■ **WHAT YOU ARE ASKED TO DO**
Retype all of the data exactly as given.

■ **EXCERPTED RECORDS**
+--

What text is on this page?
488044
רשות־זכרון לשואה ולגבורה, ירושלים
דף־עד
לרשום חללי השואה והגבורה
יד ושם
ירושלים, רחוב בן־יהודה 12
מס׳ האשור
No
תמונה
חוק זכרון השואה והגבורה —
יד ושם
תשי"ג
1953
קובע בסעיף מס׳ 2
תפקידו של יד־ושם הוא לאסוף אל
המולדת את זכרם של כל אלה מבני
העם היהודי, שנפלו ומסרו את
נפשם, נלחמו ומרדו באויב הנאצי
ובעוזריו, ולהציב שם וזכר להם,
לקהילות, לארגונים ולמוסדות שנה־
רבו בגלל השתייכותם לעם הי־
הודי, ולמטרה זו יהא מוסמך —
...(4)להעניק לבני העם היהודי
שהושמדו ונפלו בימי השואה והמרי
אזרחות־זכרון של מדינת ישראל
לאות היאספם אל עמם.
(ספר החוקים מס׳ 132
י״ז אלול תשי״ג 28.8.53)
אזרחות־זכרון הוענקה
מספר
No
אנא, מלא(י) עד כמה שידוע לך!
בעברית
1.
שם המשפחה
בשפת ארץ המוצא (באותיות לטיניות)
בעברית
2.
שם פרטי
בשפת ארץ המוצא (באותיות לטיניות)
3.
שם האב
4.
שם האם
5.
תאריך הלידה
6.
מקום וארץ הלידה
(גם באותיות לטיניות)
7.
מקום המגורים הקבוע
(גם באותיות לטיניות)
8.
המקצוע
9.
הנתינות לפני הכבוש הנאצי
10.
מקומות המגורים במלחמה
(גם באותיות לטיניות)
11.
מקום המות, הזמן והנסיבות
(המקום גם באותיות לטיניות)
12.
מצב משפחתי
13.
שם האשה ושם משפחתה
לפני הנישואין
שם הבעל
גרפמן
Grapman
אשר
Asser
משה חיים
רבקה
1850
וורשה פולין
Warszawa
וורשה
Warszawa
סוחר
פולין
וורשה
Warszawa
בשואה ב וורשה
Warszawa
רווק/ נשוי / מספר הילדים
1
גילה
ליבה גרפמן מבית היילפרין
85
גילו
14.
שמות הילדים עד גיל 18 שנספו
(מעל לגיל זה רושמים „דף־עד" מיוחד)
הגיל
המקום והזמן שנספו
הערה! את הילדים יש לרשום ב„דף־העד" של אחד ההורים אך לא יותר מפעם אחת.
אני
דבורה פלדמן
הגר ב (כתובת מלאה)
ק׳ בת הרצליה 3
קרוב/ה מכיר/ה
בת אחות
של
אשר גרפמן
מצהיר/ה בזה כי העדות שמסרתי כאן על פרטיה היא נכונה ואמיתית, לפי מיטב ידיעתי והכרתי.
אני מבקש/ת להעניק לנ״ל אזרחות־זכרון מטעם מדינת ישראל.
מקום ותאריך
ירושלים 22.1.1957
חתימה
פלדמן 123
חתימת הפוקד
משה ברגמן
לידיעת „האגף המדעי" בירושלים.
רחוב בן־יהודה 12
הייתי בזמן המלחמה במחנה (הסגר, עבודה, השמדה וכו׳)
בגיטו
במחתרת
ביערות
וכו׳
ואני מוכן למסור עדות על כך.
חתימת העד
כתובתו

+--

■ **RESULT OF THE EXERCISE**
What text is on this page?
488044
רשות־זכרון לשואה ולגבורה, ירושלים
דף־עד
לרשום חללי השואה והגבורה
יד ושם
ירושלים, רחוב בן־יהודה 12
מס׳ האשור
No
תמונה
חוק זכרון השואה והגבורה —
יד ושם
תשי"ג
1953
קובע בסעיף מס׳ 2
תפקידו של יד־ושם הוא לאסוף אל
המולדת את זכרם של כל אלה מבני
העם היהודי, שנפלו ומסרו את
נפשם, נלחמו ומרדו באויב הנאצי
ובעוזריו, ולהציב שם וזכר להם,
לקהילות, לארגונים ולמוסדות שנה־
רבו בגלל השתייכותם לעם הי־
הודי, ולמטרה זו יהא מוסמך —
...(4)להעניק לבני העם היהודי
שהושמדו ונפלו בימי השואה והמרי
אזרחות־זכרון של מדינת ישראל
לאות היאספם אל עמם.
(ספר החוקים מס׳ 132
י״ז אלול תשי״ג 28.8.53)
אזרחות־זכרון הוענקה
מספר
No
אנא, מלא(י) עד כמה שידוע לך!
בעברית
1.
שם המשפחה
בשפת ארץ המוצא (באותיות לטיניות)
בעברית
2.
שם פרטי
בשפת ארץ המוצא (באותיות לטיניות)
3.
שם האב
4.
שם האם
5.
תאריך הלידה
6.
מקום וארץ הלידה
(גם באותיות לטיניות)
7.
מקום המגורים הקבוע
(גם באותיות לטיניות)
8.
המקצוע
9.
הנתינות לפני הכבוש הנאצי
10.
מקומות המגורים במלחמה
(גם באותיות לטיניות)
11.
מקום המות, הזמן והנסיבות
(המקום גם באותיות לטיניות)
12.
מצב משפחתי
13.
שם האשה ושם משפחתה
לפני הנישואין
שם הבעל
גרפמן
Grapman
אשר
Asser
משה חיים
רבקה
1850
וורשה פולין
Warszawa
וורשה
Warszawa
סוחר
פולין
וורשה
Warszawa
בשואה ב וורשה
Warszawa
רווק/ נשוי / מספר הילדים
1
גילה
ליבה גרפמן מבית היילפרין
85
גילו
14.
שמות הילדים עד גיל 18 שנספו
(מעל לגיל זה רושמים „דף־עד" מיוחד)
הגיל
המקום והזמן שנספו
הערה! את הילדים יש לרשום ב„דף־העד" של אחד ההורים אך לא יותר מפעם אחת.
אני
דבורה פלדמן
הגר ב (כתובת מלאה)
ק׳ בת הרצליה 3
קרוב/ה מכיר/ה
בת אחות
של
אשר גרפמן
מצהיר/ה בזה כי העדות שמסרתי כאן על פרטיה היא נכונה ואמיתית, לפי מיטב ידיעתי והכרתי.
אני מבקש/ת להעניק לנ״ל אזרחות־זכרון מטעם מדינת ישראל.
מקום ותאריך
ירושלים 22.1.1957
חתימה
פלדמן 123
חתימת הפוקד
משה ברגמן
לידיעת „האגף המדעי" בירושלים.
רחוב בן־יהודה 12
הייתי בזמן המלחמה במחנה (הסגר, עבודה, השמדה וכו׳)
בגיטו
במחתרת
ביערות
וכו׳
ואני מוכן למסור עדות על כך.
חתימת העד
כתובתו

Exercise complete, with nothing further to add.